** Begin RECORDED DATA **
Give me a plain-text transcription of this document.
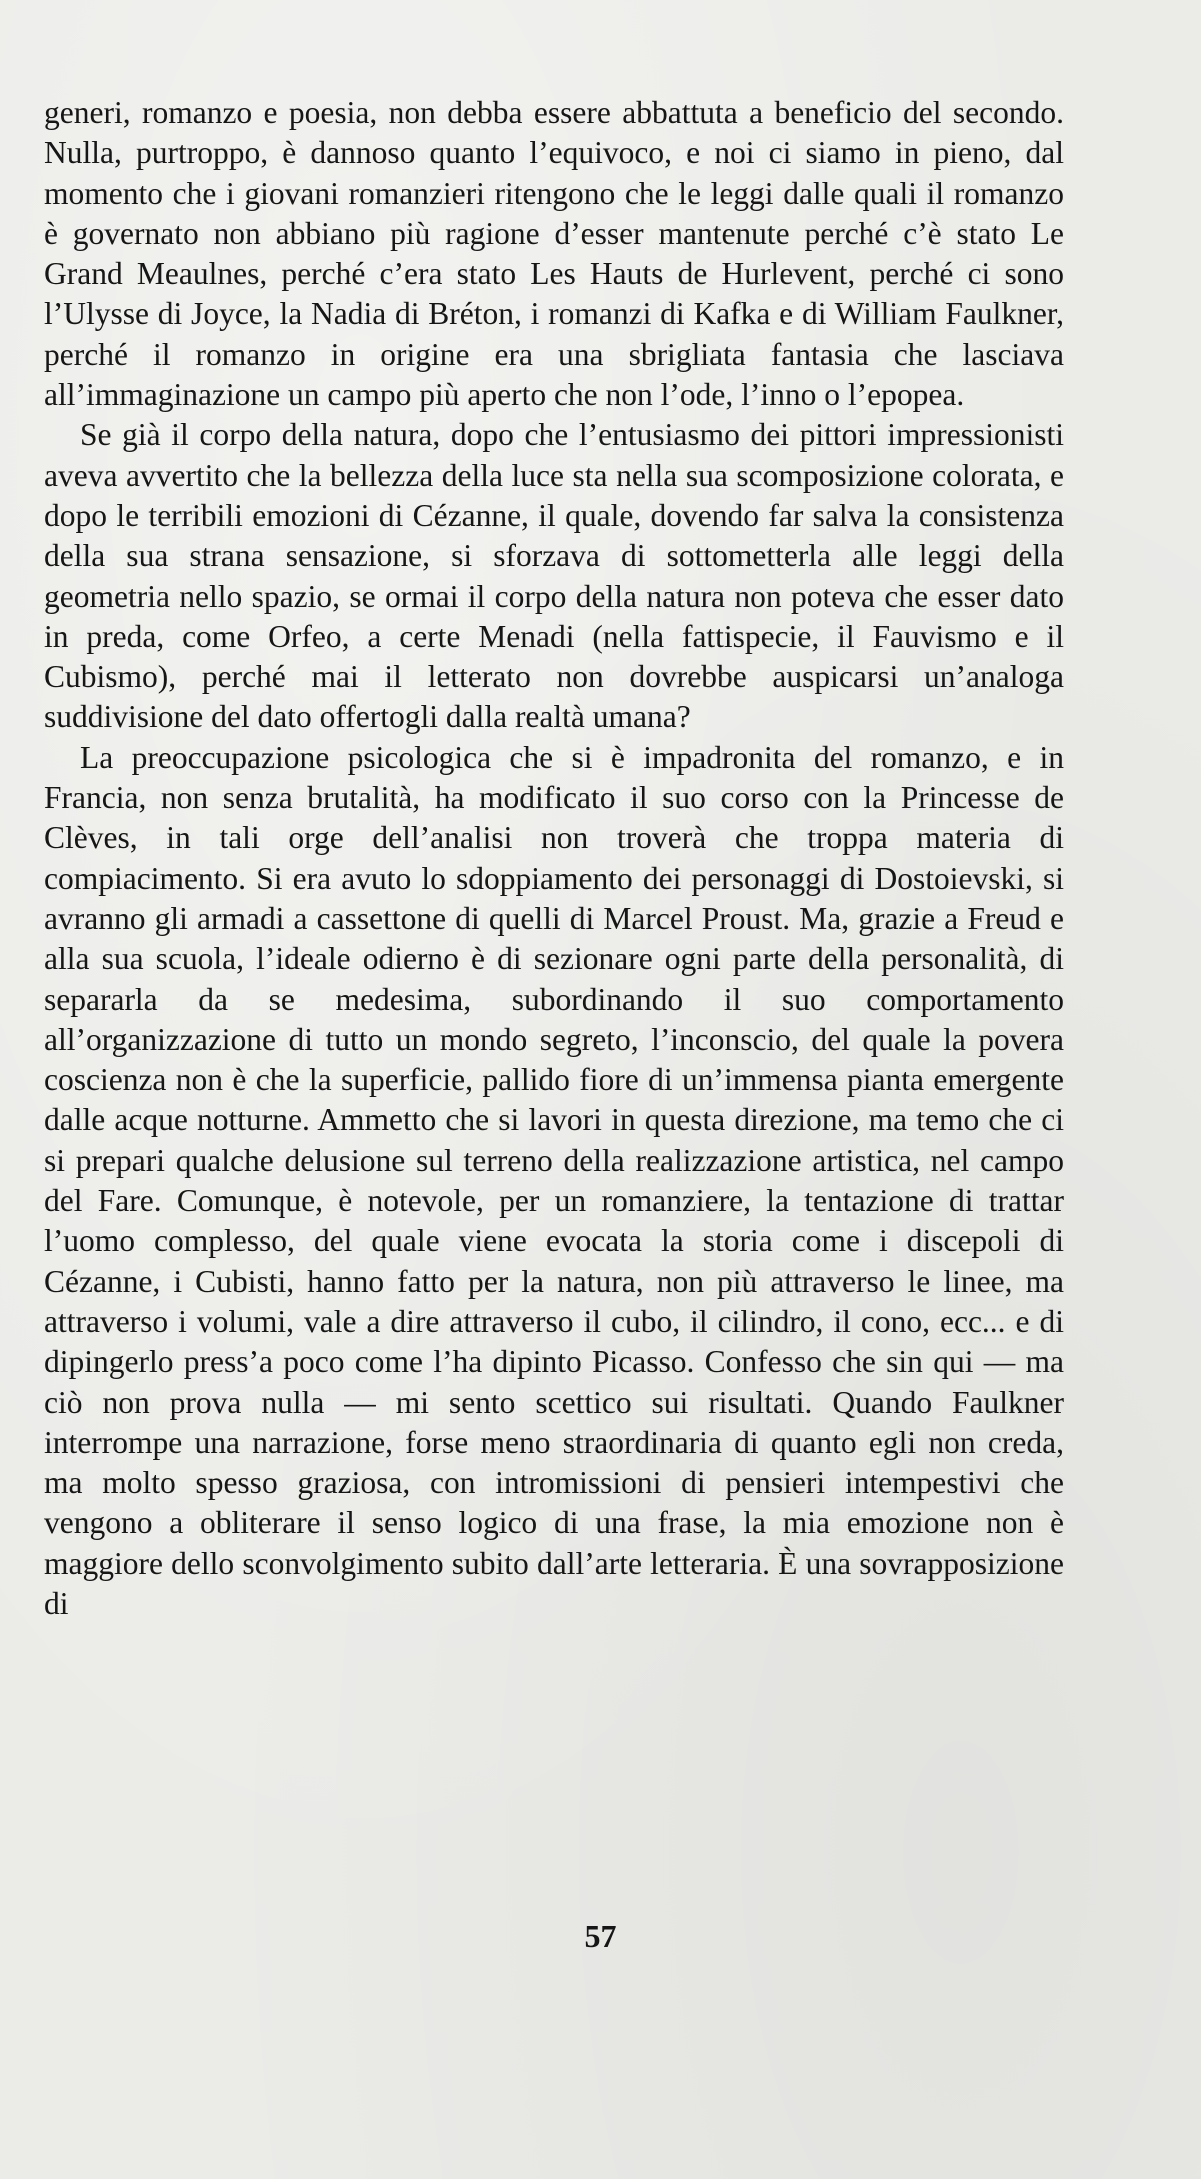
generi, romanzo e poesia, non debba essere abbattuta a beneficio del secondo. Nulla, purtroppo, è dannoso quanto l’equivoco, e noi ci siamo in pieno, dal momento che i giovani romanzieri ritengono che le leggi dalle quali il romanzo è governato non abbiano più ragione d’esser mantenute perché c’è stato Le Grand Meaulnes, perché c’era stato Les Hauts de Hurlevent, perché ci sono l’Ulysse di Joyce, la Nadia di Bréton, i romanzi di Kafka e di William Faulkner, perché il romanzo in origine era una sbrigliata fantasia che lasciava all’immaginazione un campo più aperto che non l’ode, l’inno o l’epopea.

Se già il corpo della natura, dopo che l’entusiasmo dei pittori impressionisti aveva avvertito che la bellezza della luce sta nella sua scomposizione colorata, e dopo le terribili emozioni di Cézanne, il quale, dovendo far salva la consistenza della sua strana sensazione, si sforzava di sottometterla alle leggi della geometria nello spazio, se ormai il corpo della natura non poteva che esser dato in preda, come Orfeo, a certe Menadi (nella fattispecie, il Fauvismo e il Cubismo), perché mai il letterato non dovrebbe auspicarsi un’analoga suddivisione del dato offertogli dalla realtà umana?

La preoccupazione psicologica che si è impadronita del romanzo, e in Francia, non senza brutalità, ha modificato il suo corso con la Princesse de Clèves, in tali orge dell’analisi non troverà che troppa materia di compiacimento. Si era avuto lo sdoppiamento dei personaggi di Dostoievski, si avranno gli armadi a cassettone di quelli di Marcel Proust. Ma, grazie a Freud e alla sua scuola, l’ideale odierno è di sezionare ogni parte della personalità, di separarla da se medesima, subordinando il suo comportamento all’organizzazione di tutto un mondo segreto, l’inconscio, del quale la povera coscienza non è che la superficie, pallido fiore di un’immensa pianta emergente dalle acque notturne. Ammetto che si lavori in questa direzione, ma temo che ci si prepari qualche delusione sul terreno della realizzazione artistica, nel campo del Fare. Comunque, è notevole, per un romanziere, la tentazione di trattar l’uomo complesso, del quale viene evocata la storia come i discepoli di Cézanne, i Cubisti, hanno fatto per la natura, non più attraverso le linee, ma attraverso i volumi, vale a dire attraverso il cubo, il cilindro, il cono, ecc... e di dipingerlo press’a poco come l’ha dipinto Picasso. Confesso che sin qui — ma ciò non prova nulla — mi sento scettico sui risultati. Quando Faulkner interrompe una narrazione, forse meno straordinaria di quanto egli non creda, ma molto spesso graziosa, con intromissioni di pensieri intempestivi che vengono a obliterare il senso logico di una frase, la mia emozione non è maggiore dello sconvolgimento subito dall’arte letteraria. È una sovrapposizione di

57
** End RECORDED DATA **
- [GOAL]
Transcribe the material exactly, and leave out whatever pictures it holds.

- [FULL ANSWER]
Give me a plain-text transcription of this document.
generi, romanzo e poesia, non debba essere abbattuta a beneficio del secondo. Nulla, purtroppo, è dannoso quanto l’equivoco, e noi ci siamo in pieno, dal momento che i giovani romanzieri ritengono che le leggi dalle quali il romanzo è governato non abbiano più ragione d’esser mantenute perché c’è stato Le Grand Meaulnes, perché c’era stato Les Hauts de Hurlevent, perché ci sono l’Ulysse di Joyce, la Nadia di Bréton, i romanzi di Kafka e di William Faulkner, perché il romanzo in origine era una sbrigliata fantasia che lasciava all’immaginazione un campo più aperto che non l’ode, l’inno o l’epopea.

Se già il corpo della natura, dopo che l’entusiasmo dei pittori impressionisti aveva avvertito che la bellezza della luce sta nella sua scomposizione colorata, e dopo le terribili emozioni di Cézanne, il quale, dovendo far salva la consistenza della sua strana sensazione, si sforzava di sottometterla alle leggi della geometria nello spazio, se ormai il corpo della natura non poteva che esser dato in preda, come Orfeo, a certe Menadi (nella fattispecie, il Fauvismo e il Cubismo), perché mai il letterato non dovrebbe auspicarsi un’analoga suddivisione del dato offertogli dalla realtà umana?

La preoccupazione psicologica che si è impadronita del romanzo, e in Francia, non senza brutalità, ha modificato il suo corso con la Princesse de Clèves, in tali orge dell’analisi non troverà che troppa materia di compiacimento. Si era avuto lo sdoppiamento dei personaggi di Dostoievski, si avranno gli armadi a cassettone di quelli di Marcel Proust. Ma, grazie a Freud e alla sua scuola, l’ideale odierno è di sezionare ogni parte della personalità, di separarla da se medesima, subordinando il suo comportamento all’organizzazione di tutto un mondo segreto, l’inconscio, del quale la povera coscienza non è che la superficie, pallido fiore di un’immensa pianta emergente dalle acque notturne. Ammetto che si lavori in questa direzione, ma temo che ci si prepari qualche delusione sul terreno della realizzazione artistica, nel campo del Fare. Comunque, è notevole, per un romanziere, la tentazione di trattar l’uomo complesso, del quale viene evocata la storia come i discepoli di Cézanne, i Cubisti, hanno fatto per la natura, non più attraverso le linee, ma attraverso i volumi, vale a dire attraverso il cubo, il cilindro, il cono, ecc... e di dipingerlo press’a poco come l’ha dipinto Picasso. Confesso che sin qui — ma ciò non prova nulla — mi sento scettico sui risultati. Quando Faulkner interrompe una narrazione, forse meno straordinaria di quanto egli non creda, ma molto spesso graziosa, con intromissioni di pensieri intempestivi che vengono a obliterare il senso logico di una frase, la mia emozione non è maggiore dello sconvolgimento subito dall’arte letteraria. È una sovrapposizione di

57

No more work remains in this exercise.